▸ **Requirement**: Reproduce the material in full, exactly as written.

===

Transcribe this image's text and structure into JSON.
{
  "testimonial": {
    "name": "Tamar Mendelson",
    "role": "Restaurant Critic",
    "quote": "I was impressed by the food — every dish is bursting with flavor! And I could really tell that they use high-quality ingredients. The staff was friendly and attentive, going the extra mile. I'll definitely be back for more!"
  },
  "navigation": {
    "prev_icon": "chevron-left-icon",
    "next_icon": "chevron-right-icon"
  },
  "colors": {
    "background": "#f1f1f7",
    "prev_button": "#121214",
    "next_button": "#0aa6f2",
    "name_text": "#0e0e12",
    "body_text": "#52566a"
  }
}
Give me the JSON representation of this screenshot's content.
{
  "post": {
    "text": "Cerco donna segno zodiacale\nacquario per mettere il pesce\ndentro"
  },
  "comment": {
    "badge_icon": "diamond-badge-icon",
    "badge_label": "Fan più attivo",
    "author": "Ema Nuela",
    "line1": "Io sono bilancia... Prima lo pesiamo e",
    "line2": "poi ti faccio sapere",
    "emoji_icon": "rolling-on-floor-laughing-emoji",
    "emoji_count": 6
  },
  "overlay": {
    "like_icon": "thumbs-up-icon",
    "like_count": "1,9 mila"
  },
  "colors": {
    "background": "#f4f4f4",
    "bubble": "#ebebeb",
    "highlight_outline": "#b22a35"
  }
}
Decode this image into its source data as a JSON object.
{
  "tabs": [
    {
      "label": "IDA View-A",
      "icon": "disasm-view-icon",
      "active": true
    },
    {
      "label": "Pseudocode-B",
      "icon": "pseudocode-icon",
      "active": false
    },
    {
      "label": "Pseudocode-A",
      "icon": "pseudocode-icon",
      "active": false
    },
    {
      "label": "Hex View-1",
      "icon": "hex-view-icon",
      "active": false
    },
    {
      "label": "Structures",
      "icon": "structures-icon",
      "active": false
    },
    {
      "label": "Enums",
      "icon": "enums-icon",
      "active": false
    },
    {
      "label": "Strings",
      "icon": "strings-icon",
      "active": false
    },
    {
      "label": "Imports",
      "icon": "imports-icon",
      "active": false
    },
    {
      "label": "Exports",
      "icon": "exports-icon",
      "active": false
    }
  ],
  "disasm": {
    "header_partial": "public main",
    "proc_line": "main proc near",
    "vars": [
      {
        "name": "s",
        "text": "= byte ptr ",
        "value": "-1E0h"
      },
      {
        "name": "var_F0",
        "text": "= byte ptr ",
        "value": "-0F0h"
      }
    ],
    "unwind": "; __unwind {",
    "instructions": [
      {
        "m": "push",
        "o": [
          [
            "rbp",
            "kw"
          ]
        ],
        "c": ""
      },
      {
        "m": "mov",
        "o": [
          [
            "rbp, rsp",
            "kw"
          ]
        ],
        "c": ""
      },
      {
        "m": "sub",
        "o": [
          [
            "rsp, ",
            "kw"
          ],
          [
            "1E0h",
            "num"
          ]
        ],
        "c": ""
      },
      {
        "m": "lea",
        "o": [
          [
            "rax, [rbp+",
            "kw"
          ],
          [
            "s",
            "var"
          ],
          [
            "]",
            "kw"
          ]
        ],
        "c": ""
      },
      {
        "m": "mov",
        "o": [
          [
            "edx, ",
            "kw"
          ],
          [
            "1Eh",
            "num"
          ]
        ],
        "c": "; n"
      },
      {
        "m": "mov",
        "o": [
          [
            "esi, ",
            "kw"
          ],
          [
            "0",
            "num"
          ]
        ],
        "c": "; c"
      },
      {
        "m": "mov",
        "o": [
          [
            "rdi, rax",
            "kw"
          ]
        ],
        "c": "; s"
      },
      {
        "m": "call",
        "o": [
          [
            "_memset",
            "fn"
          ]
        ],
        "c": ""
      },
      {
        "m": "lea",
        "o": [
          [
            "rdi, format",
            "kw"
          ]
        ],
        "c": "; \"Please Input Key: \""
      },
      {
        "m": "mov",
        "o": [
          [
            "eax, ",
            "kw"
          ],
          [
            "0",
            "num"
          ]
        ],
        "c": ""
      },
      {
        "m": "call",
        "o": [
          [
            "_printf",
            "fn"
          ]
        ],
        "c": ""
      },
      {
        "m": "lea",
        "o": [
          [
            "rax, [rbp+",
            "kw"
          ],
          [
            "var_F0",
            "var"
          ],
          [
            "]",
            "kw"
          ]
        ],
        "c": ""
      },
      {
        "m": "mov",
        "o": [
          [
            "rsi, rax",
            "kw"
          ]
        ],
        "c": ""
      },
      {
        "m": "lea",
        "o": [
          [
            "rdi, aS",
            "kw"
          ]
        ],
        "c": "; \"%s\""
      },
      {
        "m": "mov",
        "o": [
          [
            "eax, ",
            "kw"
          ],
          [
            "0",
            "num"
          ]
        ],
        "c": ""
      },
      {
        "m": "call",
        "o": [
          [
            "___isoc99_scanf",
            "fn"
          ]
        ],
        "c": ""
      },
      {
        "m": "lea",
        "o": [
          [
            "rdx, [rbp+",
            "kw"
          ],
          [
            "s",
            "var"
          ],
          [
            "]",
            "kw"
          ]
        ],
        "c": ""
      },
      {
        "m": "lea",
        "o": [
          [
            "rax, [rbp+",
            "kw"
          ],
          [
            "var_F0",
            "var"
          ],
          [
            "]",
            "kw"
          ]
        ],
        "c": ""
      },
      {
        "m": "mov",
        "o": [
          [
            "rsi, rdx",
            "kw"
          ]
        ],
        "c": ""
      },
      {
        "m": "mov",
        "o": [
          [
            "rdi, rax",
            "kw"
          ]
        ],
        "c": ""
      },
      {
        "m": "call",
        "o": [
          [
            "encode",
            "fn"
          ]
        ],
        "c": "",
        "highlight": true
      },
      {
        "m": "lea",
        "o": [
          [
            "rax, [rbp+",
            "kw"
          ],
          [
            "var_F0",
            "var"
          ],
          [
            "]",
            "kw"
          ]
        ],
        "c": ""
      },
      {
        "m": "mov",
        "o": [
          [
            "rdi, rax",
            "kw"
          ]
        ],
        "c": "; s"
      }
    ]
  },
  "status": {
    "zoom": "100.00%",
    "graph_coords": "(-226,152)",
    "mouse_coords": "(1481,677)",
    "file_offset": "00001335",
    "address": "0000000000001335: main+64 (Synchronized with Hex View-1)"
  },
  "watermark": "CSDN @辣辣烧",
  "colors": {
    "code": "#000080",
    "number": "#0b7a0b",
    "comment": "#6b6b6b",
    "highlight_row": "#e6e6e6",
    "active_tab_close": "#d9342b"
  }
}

===

▸ **Full response**:
Transcribe this image's text and structure into JSON.
{
  "testimonial": {
    "name": "Tamar Mendelson",
    "role": "Restaurant Critic",
    "quote": "I was impressed by the food — every dish is bursting with flavor! And I could really tell that they use high-quality ingredients. The staff was friendly and attentive, going the extra mile. I'll definitely be back for more!"
  },
  "navigation": {
    "prev_icon": "chevron-left-icon",
    "next_icon": "chevron-right-icon"
  },
  "colors": {
    "background": "#f1f1f7",
    "prev_button": "#121214",
    "next_button": "#0aa6f2",
    "name_text": "#0e0e12",
    "body_text": "#52566a"
  }
}
Give me the JSON representation of this screenshot's content.
{
  "post": {
    "text": "Cerco donna segno zodiacale\nacquario per mettere il pesce\ndentro"
  },
  "comment": {
    "badge_icon": "diamond-badge-icon",
    "badge_label": "Fan più attivo",
    "author": "Ema Nuela",
    "line1": "Io sono bilancia... Prima lo pesiamo e",
    "line2": "poi ti faccio sapere",
    "emoji_icon": "rolling-on-floor-laughing-emoji",
    "emoji_count": 6
  },
  "overlay": {
    "like_icon": "thumbs-up-icon",
    "like_count": "1,9 mila"
  },
  "colors": {
    "background": "#f4f4f4",
    "bubble": "#ebebeb",
    "highlight_outline": "#b22a35"
  }
}
Decode this image into its source data as a JSON object.
{
  "tabs": [
    {
      "label": "IDA View-A",
      "icon": "disasm-view-icon",
      "active": true
    },
    {
      "label": "Pseudocode-B",
      "icon": "pseudocode-icon",
      "active": false
    },
    {
      "label": "Pseudocode-A",
      "icon": "pseudocode-icon",
      "active": false
    },
    {
      "label": "Hex View-1",
      "icon": "hex-view-icon",
      "active": false
    },
    {
      "label": "Structures",
      "icon": "structures-icon",
      "active": false
    },
    {
      "label": "Enums",
      "icon": "enums-icon",
      "active": false
    },
    {
      "label": "Strings",
      "icon": "strings-icon",
      "active": false
    },
    {
      "label": "Imports",
      "icon": "imports-icon",
      "active": false
    },
    {
      "label": "Exports",
      "icon": "exports-icon",
      "active": false
    }
  ],
  "disasm": {
    "header_partial": "public main",
    "proc_line": "main proc near",
    "vars": [
      {
        "name": "s",
        "text": "= byte ptr ",
        "value": "-1E0h"
      },
      {
        "name": "var_F0",
        "text": "= byte ptr ",
        "value": "-0F0h"
      }
    ],
    "unwind": "; __unwind {",
    "instructions": [
      {
        "m": "push",
        "o": [
          [
            "rbp",
            "kw"
          ]
        ],
        "c": ""
      },
      {
        "m": "mov",
        "o": [
          [
            "rbp, rsp",
            "kw"
          ]
        ],
        "c": ""
      },
      {
        "m": "sub",
        "o": [
          [
            "rsp, ",
            "kw"
          ],
          [
            "1E0h",
            "num"
          ]
        ],
        "c": ""
      },
      {
        "m": "lea",
        "o": [
          [
            "rax, [rbp+",
            "kw"
          ],
          [
            "s",
            "var"
          ],
          [
            "]",
            "kw"
          ]
        ],
        "c": ""
      },
      {
        "m": "mov",
        "o": [
          [
            "edx, ",
            "kw"
          ],
          [
            "1Eh",
            "num"
          ]
        ],
        "c": "; n"
      },
      {
        "m": "mov",
        "o": [
          [
            "esi, ",
            "kw"
          ],
          [
            "0",
            "num"
          ]
        ],
        "c": "; c"
      },
      {
        "m": "mov",
        "o": [
          [
            "rdi, rax",
            "kw"
          ]
        ],
        "c": "; s"
      },
      {
        "m": "call",
        "o": [
          [
            "_memset",
            "fn"
          ]
        ],
        "c": ""
      },
      {
        "m": "lea",
        "o": [
          [
            "rdi, format",
            "kw"
          ]
        ],
        "c": "; \"Please Input Key: \""
      },
      {
        "m": "mov",
        "o": [
          [
            "eax, ",
            "kw"
          ],
          [
            "0",
            "num"
          ]
        ],
        "c": ""
      },
      {
        "m": "call",
        "o": [
          [
            "_printf",
            "fn"
          ]
        ],
        "c": ""
      },
      {
        "m": "lea",
        "o": [
          [
            "rax, [rbp+",
            "kw"
          ],
          [
            "var_F0",
            "var"
          ],
          [
            "]",
            "kw"
          ]
        ],
        "c": ""
      },
      {
        "m": "mov",
        "o": [
          [
            "rsi, rax",
            "kw"
          ]
        ],
        "c": ""
      },
      {
        "m": "lea",
        "o": [
          [
            "rdi, aS",
            "kw"
          ]
        ],
        "c": "; \"%s\""
      },
      {
        "m": "mov",
        "o": [
          [
            "eax, ",
            "kw"
          ],
          [
            "0",
            "num"
          ]
        ],
        "c": ""
      },
      {
        "m": "call",
        "o": [
          [
            "___isoc99_scanf",
            "fn"
          ]
        ],
        "c": ""
      },
      {
        "m": "lea",
        "o": [
          [
            "rdx, [rbp+",
            "kw"
          ],
          [
            "s",
            "var"
          ],
          [
            "]",
            "kw"
          ]
        ],
        "c": ""
      },
      {
        "m": "lea",
        "o": [
          [
            "rax, [rbp+",
            "kw"
          ],
          [
            "var_F0",
            "var"
          ],
          [
            "]",
            "kw"
          ]
        ],
        "c": ""
      },
      {
        "m": "mov",
        "o": [
          [
            "rsi, rdx",
            "kw"
          ]
        ],
        "c": ""
      },
      {
        "m": "mov",
        "o": [
          [
            "rdi, rax",
            "kw"
          ]
        ],
        "c": ""
      },
      {
        "m": "call",
        "o": [
          [
            "encode",
            "fn"
          ]
        ],
        "c": "",
        "highlight": true
      },
      {
        "m": "lea",
        "o": [
          [
            "rax, [rbp+",
            "kw"
          ],
          [
            "var_F0",
            "var"
          ],
          [
            "]",
            "kw"
          ]
        ],
        "c": ""
      },
      {
        "m": "mov",
        "o": [
          [
            "rdi, rax",
            "kw"
          ]
        ],
        "c": "; s"
      }
    ]
  },
  "status": {
    "zoom": "100.00%",
    "graph_coords": "(-226,152)",
    "mouse_coords": "(1481,677)",
    "file_offset": "00001335",
    "address": "0000000000001335: main+64 (Synchronized with Hex View-1)"
  },
  "watermark": "CSDN @辣辣烧",
  "colors": {
    "code": "#000080",
    "number": "#0b7a0b",
    "comment": "#6b6b6b",
    "highlight_row": "#e6e6e6",
    "active_tab_close": "#d9342b"
  }
}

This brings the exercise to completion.